● **Your task**: Copy out each line below that has the word "this" in it.

● **Input rows**:

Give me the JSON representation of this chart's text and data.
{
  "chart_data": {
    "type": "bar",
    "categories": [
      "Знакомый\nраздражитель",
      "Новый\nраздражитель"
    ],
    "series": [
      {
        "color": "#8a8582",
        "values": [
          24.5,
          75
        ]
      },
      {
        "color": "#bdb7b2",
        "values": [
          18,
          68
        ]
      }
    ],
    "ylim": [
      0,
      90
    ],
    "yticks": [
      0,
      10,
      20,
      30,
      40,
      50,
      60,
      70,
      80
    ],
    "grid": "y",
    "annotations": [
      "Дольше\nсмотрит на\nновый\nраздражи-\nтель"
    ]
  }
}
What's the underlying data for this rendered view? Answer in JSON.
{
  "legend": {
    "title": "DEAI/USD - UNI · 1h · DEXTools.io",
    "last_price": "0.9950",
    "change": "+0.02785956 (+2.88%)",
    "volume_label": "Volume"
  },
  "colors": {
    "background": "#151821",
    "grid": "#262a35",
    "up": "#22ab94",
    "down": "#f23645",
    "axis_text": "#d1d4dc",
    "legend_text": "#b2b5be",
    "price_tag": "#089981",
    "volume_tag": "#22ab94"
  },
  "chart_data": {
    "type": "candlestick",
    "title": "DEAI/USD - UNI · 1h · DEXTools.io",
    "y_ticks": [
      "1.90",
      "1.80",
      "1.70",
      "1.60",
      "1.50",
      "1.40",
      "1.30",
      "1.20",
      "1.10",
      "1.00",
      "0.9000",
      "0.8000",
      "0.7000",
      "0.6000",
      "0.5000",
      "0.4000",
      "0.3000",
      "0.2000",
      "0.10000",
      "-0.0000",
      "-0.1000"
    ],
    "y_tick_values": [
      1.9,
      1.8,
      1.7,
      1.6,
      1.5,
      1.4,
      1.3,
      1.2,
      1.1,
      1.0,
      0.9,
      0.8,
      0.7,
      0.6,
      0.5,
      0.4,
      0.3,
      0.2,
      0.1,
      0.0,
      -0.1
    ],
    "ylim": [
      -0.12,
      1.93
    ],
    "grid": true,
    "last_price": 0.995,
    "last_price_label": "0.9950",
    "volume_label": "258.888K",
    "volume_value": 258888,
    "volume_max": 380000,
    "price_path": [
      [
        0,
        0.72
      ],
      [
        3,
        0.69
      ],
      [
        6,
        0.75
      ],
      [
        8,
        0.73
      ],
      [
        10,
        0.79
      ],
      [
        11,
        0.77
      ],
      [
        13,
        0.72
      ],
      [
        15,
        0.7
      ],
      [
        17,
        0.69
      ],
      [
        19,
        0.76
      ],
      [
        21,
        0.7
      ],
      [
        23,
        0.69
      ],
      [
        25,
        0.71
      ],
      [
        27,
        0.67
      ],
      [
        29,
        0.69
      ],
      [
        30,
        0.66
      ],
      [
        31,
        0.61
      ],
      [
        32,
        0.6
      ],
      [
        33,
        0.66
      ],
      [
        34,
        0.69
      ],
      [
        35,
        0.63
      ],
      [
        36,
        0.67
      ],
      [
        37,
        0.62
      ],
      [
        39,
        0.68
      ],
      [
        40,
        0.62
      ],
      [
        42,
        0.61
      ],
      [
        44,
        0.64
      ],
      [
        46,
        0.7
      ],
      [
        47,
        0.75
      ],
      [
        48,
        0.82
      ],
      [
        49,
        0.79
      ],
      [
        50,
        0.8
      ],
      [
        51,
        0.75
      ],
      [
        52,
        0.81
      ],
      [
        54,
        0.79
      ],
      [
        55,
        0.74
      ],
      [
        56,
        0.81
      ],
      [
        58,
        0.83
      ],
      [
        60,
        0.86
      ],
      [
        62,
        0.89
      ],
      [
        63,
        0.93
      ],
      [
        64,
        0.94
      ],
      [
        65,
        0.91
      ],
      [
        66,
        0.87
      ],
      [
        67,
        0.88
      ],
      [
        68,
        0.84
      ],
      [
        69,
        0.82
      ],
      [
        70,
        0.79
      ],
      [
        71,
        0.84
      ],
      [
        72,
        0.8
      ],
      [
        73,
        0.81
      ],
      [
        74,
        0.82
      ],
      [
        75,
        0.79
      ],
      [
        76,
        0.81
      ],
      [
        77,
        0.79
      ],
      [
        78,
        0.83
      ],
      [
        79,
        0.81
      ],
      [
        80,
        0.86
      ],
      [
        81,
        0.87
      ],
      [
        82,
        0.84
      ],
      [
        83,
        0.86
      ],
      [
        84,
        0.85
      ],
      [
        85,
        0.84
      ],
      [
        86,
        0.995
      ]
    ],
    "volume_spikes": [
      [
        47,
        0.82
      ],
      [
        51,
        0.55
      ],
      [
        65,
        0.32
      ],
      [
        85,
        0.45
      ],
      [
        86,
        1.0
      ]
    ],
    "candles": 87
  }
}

● **Complete output**:
Give me the JSON representation of this chart's text and data.
What's the underlying data for this rendered view? Answer in JSON.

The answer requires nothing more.